• **TEXTE FOURNI**:
"""
Les deux institutions, au nom de l’ajustement structurel, un terme des bureaucrates qui a fait des ravages, ont redéfini le mode de fonctionnement des pays en voie de développement en général et au Burundi en particulier.

Le FMI a imposé de mauvaises solutions à de vraies questions

Au Burundi, la balance commerciale était déficitaire. Le déficit budgétaire de l’Etat dépassait les limites, l’inflation et le ralentissement économique poussaient les décideurs à chercher des solutions miracles. Comme le pays avait besoin, vers la fin des années 80, des devises pour les importations, la Banque Mondiale et le FMI en ont profité pour poser des conditions qui étaient présentées comme des solutions clé en main pour redresser l’économie. Les dirigeants du FMI faisaient une campagne au Burundi auprès des politiciens, des intellectuels et des cadres pour expliquer le « bien-fondé » de ces mesures miracles.
"""
• **ENREGISTREMENTS**:
"""
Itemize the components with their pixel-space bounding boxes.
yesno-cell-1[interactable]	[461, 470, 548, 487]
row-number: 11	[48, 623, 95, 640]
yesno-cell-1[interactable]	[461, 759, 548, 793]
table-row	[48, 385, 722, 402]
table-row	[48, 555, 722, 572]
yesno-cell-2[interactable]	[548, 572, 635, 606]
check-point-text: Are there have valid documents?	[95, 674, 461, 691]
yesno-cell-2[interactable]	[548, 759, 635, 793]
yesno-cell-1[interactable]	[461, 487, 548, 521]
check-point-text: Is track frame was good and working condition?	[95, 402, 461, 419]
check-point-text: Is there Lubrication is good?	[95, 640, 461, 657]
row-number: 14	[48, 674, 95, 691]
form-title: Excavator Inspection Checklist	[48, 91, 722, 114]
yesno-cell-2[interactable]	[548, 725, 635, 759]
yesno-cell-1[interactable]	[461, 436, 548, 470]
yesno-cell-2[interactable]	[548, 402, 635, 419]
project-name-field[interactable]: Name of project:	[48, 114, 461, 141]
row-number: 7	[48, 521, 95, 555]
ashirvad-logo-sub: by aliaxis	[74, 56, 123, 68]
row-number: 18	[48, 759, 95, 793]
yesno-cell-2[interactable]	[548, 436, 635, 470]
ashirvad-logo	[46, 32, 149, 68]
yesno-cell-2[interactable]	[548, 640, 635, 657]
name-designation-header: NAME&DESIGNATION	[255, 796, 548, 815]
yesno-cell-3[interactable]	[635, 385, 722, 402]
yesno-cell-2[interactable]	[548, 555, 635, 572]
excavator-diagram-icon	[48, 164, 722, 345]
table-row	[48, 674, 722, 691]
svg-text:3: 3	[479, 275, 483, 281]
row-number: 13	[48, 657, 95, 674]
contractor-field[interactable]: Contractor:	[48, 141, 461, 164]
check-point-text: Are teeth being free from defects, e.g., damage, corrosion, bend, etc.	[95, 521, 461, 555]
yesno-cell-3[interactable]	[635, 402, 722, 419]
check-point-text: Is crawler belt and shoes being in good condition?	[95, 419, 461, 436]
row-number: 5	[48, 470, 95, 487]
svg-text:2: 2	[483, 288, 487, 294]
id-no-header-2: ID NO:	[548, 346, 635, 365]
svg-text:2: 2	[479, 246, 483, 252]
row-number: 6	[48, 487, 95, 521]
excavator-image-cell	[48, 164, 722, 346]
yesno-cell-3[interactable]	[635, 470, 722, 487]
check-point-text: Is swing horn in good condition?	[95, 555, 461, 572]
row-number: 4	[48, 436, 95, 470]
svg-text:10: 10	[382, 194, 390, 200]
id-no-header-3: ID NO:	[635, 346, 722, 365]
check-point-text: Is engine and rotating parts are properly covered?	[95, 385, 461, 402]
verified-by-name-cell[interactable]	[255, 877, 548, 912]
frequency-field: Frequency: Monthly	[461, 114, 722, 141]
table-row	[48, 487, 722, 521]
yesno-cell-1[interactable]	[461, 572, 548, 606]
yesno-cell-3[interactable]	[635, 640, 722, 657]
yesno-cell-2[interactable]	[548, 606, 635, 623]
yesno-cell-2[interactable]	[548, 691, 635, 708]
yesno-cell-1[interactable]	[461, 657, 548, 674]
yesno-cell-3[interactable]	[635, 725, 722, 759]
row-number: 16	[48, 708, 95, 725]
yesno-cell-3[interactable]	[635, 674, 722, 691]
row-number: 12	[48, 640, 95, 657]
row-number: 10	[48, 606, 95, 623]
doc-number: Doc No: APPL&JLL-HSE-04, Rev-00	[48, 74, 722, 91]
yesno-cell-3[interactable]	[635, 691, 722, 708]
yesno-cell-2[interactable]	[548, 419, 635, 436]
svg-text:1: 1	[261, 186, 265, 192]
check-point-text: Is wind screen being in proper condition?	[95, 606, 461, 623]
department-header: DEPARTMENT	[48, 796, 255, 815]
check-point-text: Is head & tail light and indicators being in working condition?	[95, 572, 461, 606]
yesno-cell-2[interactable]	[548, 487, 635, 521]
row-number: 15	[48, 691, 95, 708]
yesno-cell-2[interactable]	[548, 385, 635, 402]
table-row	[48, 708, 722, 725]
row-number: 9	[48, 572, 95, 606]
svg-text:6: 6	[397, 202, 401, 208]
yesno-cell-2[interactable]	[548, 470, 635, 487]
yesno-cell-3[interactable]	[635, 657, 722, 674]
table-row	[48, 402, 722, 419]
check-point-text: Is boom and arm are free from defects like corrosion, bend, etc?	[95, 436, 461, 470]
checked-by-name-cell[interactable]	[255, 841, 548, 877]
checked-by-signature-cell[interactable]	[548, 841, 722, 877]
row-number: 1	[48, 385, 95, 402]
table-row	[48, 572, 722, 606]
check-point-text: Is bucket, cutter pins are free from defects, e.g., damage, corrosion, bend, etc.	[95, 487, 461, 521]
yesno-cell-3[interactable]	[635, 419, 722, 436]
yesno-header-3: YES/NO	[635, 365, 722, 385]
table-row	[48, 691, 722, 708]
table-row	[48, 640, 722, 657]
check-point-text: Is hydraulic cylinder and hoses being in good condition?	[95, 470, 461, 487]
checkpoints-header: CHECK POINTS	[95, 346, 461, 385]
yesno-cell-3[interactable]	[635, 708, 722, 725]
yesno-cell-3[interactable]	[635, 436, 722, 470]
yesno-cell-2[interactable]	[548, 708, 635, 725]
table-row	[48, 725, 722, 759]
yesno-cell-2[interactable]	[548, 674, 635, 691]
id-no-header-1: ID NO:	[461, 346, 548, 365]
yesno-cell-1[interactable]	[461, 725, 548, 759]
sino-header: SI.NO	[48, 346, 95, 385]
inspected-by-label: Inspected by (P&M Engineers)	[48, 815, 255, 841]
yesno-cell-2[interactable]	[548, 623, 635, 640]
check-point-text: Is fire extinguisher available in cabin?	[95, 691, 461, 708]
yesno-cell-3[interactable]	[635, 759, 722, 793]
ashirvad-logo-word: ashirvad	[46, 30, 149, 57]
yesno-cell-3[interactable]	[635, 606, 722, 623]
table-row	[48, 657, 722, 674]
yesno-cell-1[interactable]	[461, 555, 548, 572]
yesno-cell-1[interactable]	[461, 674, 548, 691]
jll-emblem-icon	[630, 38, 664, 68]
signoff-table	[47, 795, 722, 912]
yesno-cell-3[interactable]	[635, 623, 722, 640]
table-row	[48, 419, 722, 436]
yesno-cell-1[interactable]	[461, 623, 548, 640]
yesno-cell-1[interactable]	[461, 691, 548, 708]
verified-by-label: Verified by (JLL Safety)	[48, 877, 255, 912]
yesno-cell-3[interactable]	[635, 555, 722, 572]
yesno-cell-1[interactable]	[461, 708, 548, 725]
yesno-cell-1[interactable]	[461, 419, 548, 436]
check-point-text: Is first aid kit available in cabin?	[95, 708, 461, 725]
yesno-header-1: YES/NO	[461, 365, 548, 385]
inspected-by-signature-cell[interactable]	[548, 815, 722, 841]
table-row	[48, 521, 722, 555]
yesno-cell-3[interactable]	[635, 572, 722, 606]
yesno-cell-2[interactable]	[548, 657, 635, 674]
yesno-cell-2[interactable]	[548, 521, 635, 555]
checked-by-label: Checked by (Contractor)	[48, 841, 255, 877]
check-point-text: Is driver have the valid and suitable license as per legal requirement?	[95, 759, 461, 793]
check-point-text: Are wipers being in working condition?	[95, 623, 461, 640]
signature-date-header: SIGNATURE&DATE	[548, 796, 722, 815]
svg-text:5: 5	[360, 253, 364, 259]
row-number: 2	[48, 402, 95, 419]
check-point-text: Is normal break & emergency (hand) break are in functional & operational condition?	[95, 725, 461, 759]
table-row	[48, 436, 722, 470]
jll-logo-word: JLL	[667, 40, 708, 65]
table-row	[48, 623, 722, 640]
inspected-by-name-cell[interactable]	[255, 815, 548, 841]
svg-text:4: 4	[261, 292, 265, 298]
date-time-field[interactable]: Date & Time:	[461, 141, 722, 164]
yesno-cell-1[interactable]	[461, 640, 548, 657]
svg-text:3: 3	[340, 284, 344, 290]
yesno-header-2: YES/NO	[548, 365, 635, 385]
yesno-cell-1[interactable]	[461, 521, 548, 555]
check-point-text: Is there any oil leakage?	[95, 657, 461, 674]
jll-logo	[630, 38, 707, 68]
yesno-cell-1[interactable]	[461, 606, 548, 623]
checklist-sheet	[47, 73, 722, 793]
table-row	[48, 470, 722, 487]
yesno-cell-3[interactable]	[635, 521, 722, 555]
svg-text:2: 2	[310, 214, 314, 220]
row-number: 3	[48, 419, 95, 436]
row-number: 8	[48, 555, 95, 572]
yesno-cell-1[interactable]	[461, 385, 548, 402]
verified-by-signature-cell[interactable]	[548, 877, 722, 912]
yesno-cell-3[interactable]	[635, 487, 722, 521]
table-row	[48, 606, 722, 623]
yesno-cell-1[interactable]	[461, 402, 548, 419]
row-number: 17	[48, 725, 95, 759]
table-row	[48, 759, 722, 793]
"""
• **TRAVAIL À FAIRE**:
**1)** Recopiez à l'identique les lignes des enregistrements, de la première jusqu'à celle qui contient « form-title: Excavator Inspection », ces deux lignes comprises.
**2)** Poursuivez le texte sur l'ajustement structurel au Burundi à partir de l'endroit où il s'arrête.
Le texte et les enregistrements n'ont aucun lien entre eux.

• **LES RÉPONSES**:
**1)**
Itemize the components with their pixel-space bounding boxes.
yesno-cell-1[interactable]	[461, 470, 548, 487]
row-number: 11	[48, 623, 95, 640]
yesno-cell-1[interactable]	[461, 759, 548, 793]
table-row	[48, 385, 722, 402]
table-row	[48, 555, 722, 572]
yesno-cell-2[interactable]	[548, 572, 635, 606]
check-point-text: Are there have valid documents?	[95, 674, 461, 691]
yesno-cell-2[interactable]	[548, 759, 635, 793]
yesno-cell-1[interactable]	[461, 487, 548, 521]
check-point-text: Is track frame was good and working condition?	[95, 402, 461, 419]
check-point-text: Is there Lubrication is good?	[95, 640, 461, 657]
row-number: 14	[48, 674, 95, 691]
form-title: Excavator Inspection Checklist	[48, 91, 722, 114]

**2)**
Je me souviens qu’au cours de l’année 1986, un haut dirigeant du FMI était venu à l’ISCAM pour  expliquer ces mesures aux futurs officiers. A la fin de son exposé, je suis intervenu en démontrant que ces mesures comportaient plus d’inconvénients que d’avantages pour le Burundi. Le Monsieur était furieux et n’a pas caché sa colère en disant ceci : «  Monsieur, si tous les burundais étaient  comme vous, on vous laisserait dans vos problèmes et on partirait avec notre argent ». Au mess des officiers où il était invité à prendre un verre avec les officiers encadreurs de l’ISCAM, il aurait dit à propos de moi, d’après un officier présent, que «  il faut surveiller cet officier car c’est un communiste ». J’espère que ce n’est pas sur recommandation de ce Monsieur que j’étais surveillé.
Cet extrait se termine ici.